** Begin Source data **
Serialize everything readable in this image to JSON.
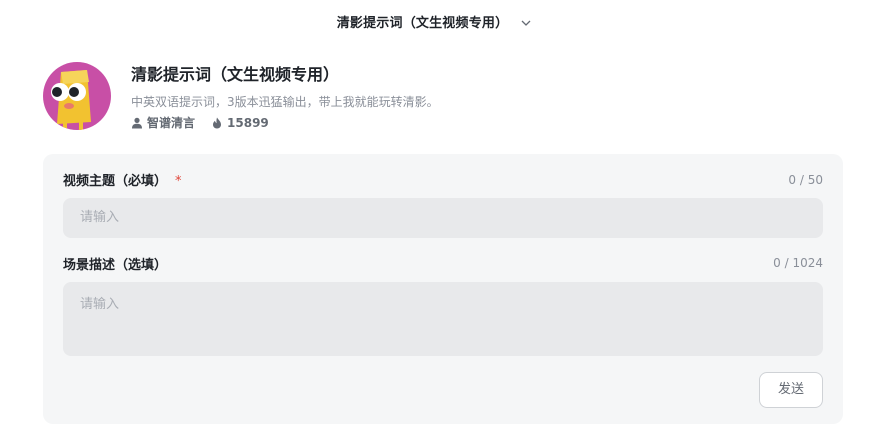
{
  "topbar": {
    "title": "清影提示词（文生视频专用）"
  },
  "agent": {
    "name": "清影提示词（文生视频专用）",
    "description": "中英双语提示词，3版本迅猛输出，带上我就能玩转清影。",
    "author": "智谱清言",
    "heat": "15899"
  },
  "form": {
    "fields": [
      {
        "label": "视频主题（必填）",
        "required_mark": "*",
        "counter": "0 / 50",
        "placeholder": "请输入"
      },
      {
        "label": "场景描述（选填）",
        "counter": "0 / 1024",
        "placeholder": "请输入"
      }
    ],
    "send_label": "发送"
  },
  "colors": {
    "card_bg": "#f5f6f7",
    "input_bg": "#e8e9eb",
    "required": "#e0453a",
    "avatar_bg": "#c84fa6",
    "avatar_figure": "#f2c230"
  }
}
** End Source data **
**Do this:** Leave out the pictures and retype every line above exactly.

**Completed task:**
Serialize everything readable in this image to JSON.
{
  "topbar": {
    "title": "清影提示词（文生视频专用）"
  },
  "agent": {
    "name": "清影提示词（文生视频专用）",
    "description": "中英双语提示词，3版本迅猛输出，带上我就能玩转清影。",
    "author": "智谱清言",
    "heat": "15899"
  },
  "form": {
    "fields": [
      {
        "label": "视频主题（必填）",
        "required_mark": "*",
        "counter": "0 / 50",
        "placeholder": "请输入"
      },
      {
        "label": "场景描述（选填）",
        "counter": "0 / 1024",
        "placeholder": "请输入"
      }
    ],
    "send_label": "发送"
  },
  "colors": {
    "card_bg": "#f5f6f7",
    "input_bg": "#e8e9eb",
    "required": "#e0453a",
    "avatar_bg": "#c84fa6",
    "avatar_figure": "#f2c230"
  }
}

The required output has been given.